Problem details =
Down to the last line, write out the entries below exactly and omit all pictures.

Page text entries
++++
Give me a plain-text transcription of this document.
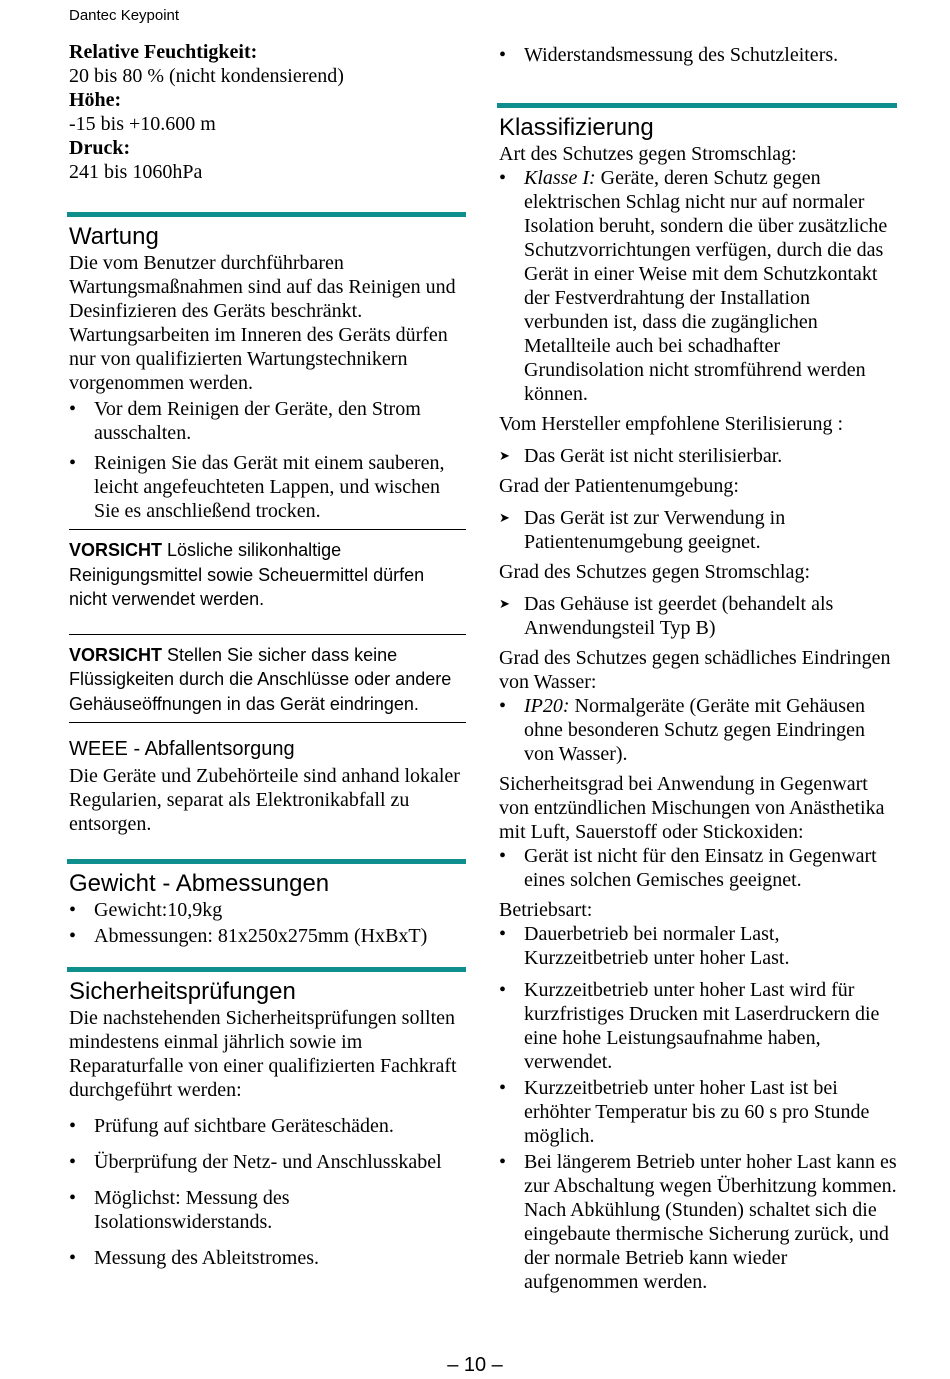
Dantec Keypoint

Relative Feuchtigkeit:

20 bis 80 % (nicht kondensierend)

Höhe:

-15 bis +10.600 m

Druck:

241 bis 1060hPa

Wartung

Die vom Benutzer durchführbaren Wartungsmaßnahmen sind auf das Reinigen und Desinfizieren des Geräts beschränkt. Wartungsarbeiten im Inneren des Geräts dürfen nur von qualifizierten Wartungstechnikern vorgenommen werden.

• Vor dem Reinigen der Geräte, den Strom ausschalten.
• Reinigen Sie das Gerät mit einem sauberen, leicht angefeuchteten Lappen, und wischen Sie es anschließend trocken.

VORSICHT Lösliche silikonhaltige Reinigungsmittel sowie Scheuermittel dürfen nicht verwendet werden.

VORSICHT Stellen Sie sicher dass keine Flüssigkeiten durch die Anschlüsse oder andere Gehäuseöffnungen in das Gerät eindringen.

WEEE - Abfallentsorgung

Die Geräte und Zubehörteile sind anhand lokaler Regularien, separat als Elektronikabfall zu entsorgen.

Gewicht - Abmessungen
• Gewicht:10,9kg
• Abmessungen: 81x250x275mm (HxBxT)
Sicherheitsprüfungen

Die nachstehenden Sicherheitsprüfungen sollten mindestens einmal jährlich sowie im Reparaturfalle von einer qualifizierten Fachkraft durchgeführt werden:

• Prüfung auf sichtbare Geräteschäden.
• Überprüfung der Netz- und Anschlusskabel
• Möglichst: Messung des Isolationswiderstands.
• Messung des Ableitstromes.
• Widerstandsmessung des Schutzleiters.
Klassifizierung

Art des Schutzes gegen Stromschlag:

• Klasse I: Geräte, deren Schutz gegen elektrischen Schlag nicht nur auf normaler Isolation beruht, sondern die über zusätzliche Schutzvorrichtungen verfügen, durch die das Gerät in einer Weise mit dem Schutzkontakt der Festverdrahtung der Installation verbunden ist, dass die zugänglichen Metallteile auch bei schadhafter Grundisolation nicht stromführend werden können.

Vom Hersteller empfohlene Sterilisierung :

➤ Das Gerät ist nicht sterilisierbar.

Grad der Patientenumgebung:

➤ Das Gerät ist zur Verwendung in Patientenumgebung geeignet.

Grad des Schutzes gegen Stromschlag:

➤ Das Gehäuse ist geerdet (behandelt als Anwendungsteil Typ B)

Grad des Schutzes gegen schädliches Eindringen von Wasser:

• IP20: Normalgeräte (Geräte mit Gehäusen ohne besonderen Schutz gegen Eindringen von Wasser).

Sicherheitsgrad bei Anwendung in Gegenwart von entzündlichen Mischungen von Anästhetika mit Luft, Sauerstoff oder Stickoxiden:

• Gerät ist nicht für den Einsatz in Gegenwart eines solchen Gemisches geeignet.

Betriebsart:

• Dauerbetrieb bei normaler Last, Kurzzeitbetrieb unter hoher Last.
• Kurzzeitbetrieb unter hoher Last wird für kurzfristiges Drucken mit Laserdruckern die eine hohe Leistungsaufnahme haben, verwendet.
• Kurzzeitbetrieb unter hoher Last ist bei erhöhter Temperatur bis zu 60 s pro Stunde möglich.
• Bei längerem Betrieb unter hoher Last kann es zur Abschaltung wegen Überhitzung kommen. Nach Abkühlung (Stunden) schaltet sich die eingebaute thermische Sicherung zurück, und der normale Betrieb kann wieder aufgenommen werden.
– 10 –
++++
Problem solution =
Give me a plain-text transcription of this document.
Dantec Keypoint

Relative Feuchtigkeit:

20 bis 80 % (nicht kondensierend)

Höhe:

-15 bis +10.600 m

Druck:

241 bis 1060hPa

Wartung

Die vom Benutzer durchführbaren Wartungsmaßnahmen sind auf das Reinigen und Desinfizieren des Geräts beschränkt. Wartungsarbeiten im Inneren des Geräts dürfen nur von qualifizierten Wartungstechnikern vorgenommen werden.

• Vor dem Reinigen der Geräte, den Strom ausschalten.
• Reinigen Sie das Gerät mit einem sauberen, leicht angefeuchteten Lappen, und wischen Sie es anschließend trocken.

VORSICHT Lösliche silikonhaltige Reinigungsmittel sowie Scheuermittel dürfen nicht verwendet werden.

VORSICHT Stellen Sie sicher dass keine Flüssigkeiten durch die Anschlüsse oder andere Gehäuseöffnungen in das Gerät eindringen.

WEEE - Abfallentsorgung

Die Geräte und Zubehörteile sind anhand lokaler Regularien, separat als Elektronikabfall zu entsorgen.

Gewicht - Abmessungen
• Gewicht:10,9kg
• Abmessungen: 81x250x275mm (HxBxT)
Sicherheitsprüfungen

Die nachstehenden Sicherheitsprüfungen sollten mindestens einmal jährlich sowie im Reparaturfalle von einer qualifizierten Fachkraft durchgeführt werden:

• Prüfung auf sichtbare Geräteschäden.
• Überprüfung der Netz- und Anschlusskabel
• Möglichst: Messung des Isolationswiderstands.
• Messung des Ableitstromes.
• Widerstandsmessung des Schutzleiters.
Klassifizierung

Art des Schutzes gegen Stromschlag:

• Klasse I: Geräte, deren Schutz gegen elektrischen Schlag nicht nur auf normaler Isolation beruht, sondern die über zusätzliche Schutzvorrichtungen verfügen, durch die das Gerät in einer Weise mit dem Schutzkontakt der Festverdrahtung der Installation verbunden ist, dass die zugänglichen Metallteile auch bei schadhafter Grundisolation nicht stromführend werden können.

Vom Hersteller empfohlene Sterilisierung :

➤ Das Gerät ist nicht sterilisierbar.

Grad der Patientenumgebung:

➤ Das Gerät ist zur Verwendung in Patientenumgebung geeignet.

Grad des Schutzes gegen Stromschlag:

➤ Das Gehäuse ist geerdet (behandelt als Anwendungsteil Typ B)

Grad des Schutzes gegen schädliches Eindringen von Wasser:

• IP20: Normalgeräte (Geräte mit Gehäusen ohne besonderen Schutz gegen Eindringen von Wasser).

Sicherheitsgrad bei Anwendung in Gegenwart von entzündlichen Mischungen von Anästhetika mit Luft, Sauerstoff oder Stickoxiden:

• Gerät ist nicht für den Einsatz in Gegenwart eines solchen Gemisches geeignet.

Betriebsart:

• Dauerbetrieb bei normaler Last, Kurzzeitbetrieb unter hoher Last.
• Kurzzeitbetrieb unter hoher Last wird für kurzfristiges Drucken mit Laserdruckern die eine hohe Leistungsaufnahme haben, verwendet.
• Kurzzeitbetrieb unter hoher Last ist bei erhöhter Temperatur bis zu 60 s pro Stunde möglich.
• Bei längerem Betrieb unter hoher Last kann es zur Abschaltung wegen Überhitzung kommen. Nach Abkühlung (Stunden) schaltet sich die eingebaute thermische Sicherung zurück, und der normale Betrieb kann wieder aufgenommen werden.
– 10 –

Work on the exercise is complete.